→ **Problem to work on**:
Report the count of lines below in which the string "color" occurs; include nothing else.

→ **Data supplied**:
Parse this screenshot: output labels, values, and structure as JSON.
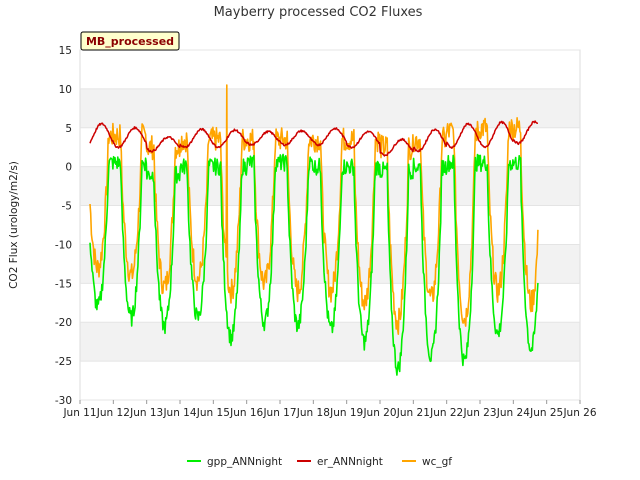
{
  "chart_data": {
    "type": "line",
    "title": "Mayberry processed CO2 Fluxes",
    "xlabel": "",
    "ylabel": "CO2 Flux (urology/m2/s)",
    "badge": "MB_processed",
    "xlim": [
      11,
      26
    ],
    "ylim": [
      -30,
      15
    ],
    "yticks": [
      15,
      10,
      5,
      0,
      -5,
      -10,
      -15,
      -20,
      -25,
      -30
    ],
    "xticks": [
      {
        "day": 11,
        "label": "Jun 11"
      },
      {
        "day": 12,
        "label": "Jun 12"
      },
      {
        "day": 13,
        "label": "Jun 13"
      },
      {
        "day": 14,
        "label": "Jun 14"
      },
      {
        "day": 15,
        "label": "Jun 15"
      },
      {
        "day": 16,
        "label": "Jun 16"
      },
      {
        "day": 17,
        "label": "Jun 17"
      },
      {
        "day": 18,
        "label": "Jun 18"
      },
      {
        "day": 19,
        "label": "Jun 19"
      },
      {
        "day": 20,
        "label": "Jun 20"
      },
      {
        "day": 21,
        "label": "Jun 21"
      },
      {
        "day": 22,
        "label": "Jun 22"
      },
      {
        "day": 23,
        "label": "Jun 23"
      },
      {
        "day": 24,
        "label": "Jun 24"
      },
      {
        "day": 25,
        "label": "Jun 25"
      },
      {
        "day": 26,
        "label": "Jun 26"
      }
    ],
    "x_start_day": 11.3,
    "x_end_day": 24.75,
    "legend": [
      {
        "name": "gpp_ANNnight",
        "color": "#00ee00"
      },
      {
        "name": "er_ANNnight",
        "color": "#cc0000"
      },
      {
        "name": "wc_gf",
        "color": "#ffa500"
      }
    ],
    "series": [
      {
        "name": "gpp_ANNnight",
        "color": "#00ee00",
        "daily_min": [
          -18,
          -19.5,
          -20.5,
          -19.5,
          -22,
          -20,
          -20.5,
          -21,
          -22.5,
          -26,
          -24.5,
          -25,
          -21.5,
          -23.5
        ],
        "night": [
          0.5,
          0.5,
          -1,
          0,
          0,
          0.5,
          0.5,
          0,
          0,
          -0.5,
          0,
          0.5,
          0.5,
          0.5
        ]
      },
      {
        "name": "er_ANNnight",
        "color": "#cc0000",
        "daily_max": [
          5.5,
          5.0,
          3.8,
          4.8,
          4.7,
          4.5,
          4.6,
          4.9,
          4.5,
          3.5,
          4.8,
          5.5,
          5.7,
          5.8
        ],
        "daily_min": [
          2.5,
          2.5,
          2.0,
          2.5,
          2.5,
          2.8,
          2.8,
          2.8,
          2.5,
          1.5,
          2.0,
          2.5,
          2.5,
          3.0
        ]
      },
      {
        "name": "wc_gf",
        "color": "#ffa500",
        "daily_min": [
          -13,
          -14,
          -15.5,
          -14.5,
          -16,
          -15,
          -16,
          -16,
          -17.5,
          -20,
          -17,
          -19.5,
          -16,
          -17.5
        ],
        "night": [
          4,
          4,
          2.5,
          3.5,
          3.5,
          3.5,
          3.5,
          3.5,
          3.5,
          2.5,
          3.5,
          4.5,
          5,
          5
        ],
        "peak_value": 10.5,
        "peak_day": 15.4
      }
    ]
  }
}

→ **Task answer**:
6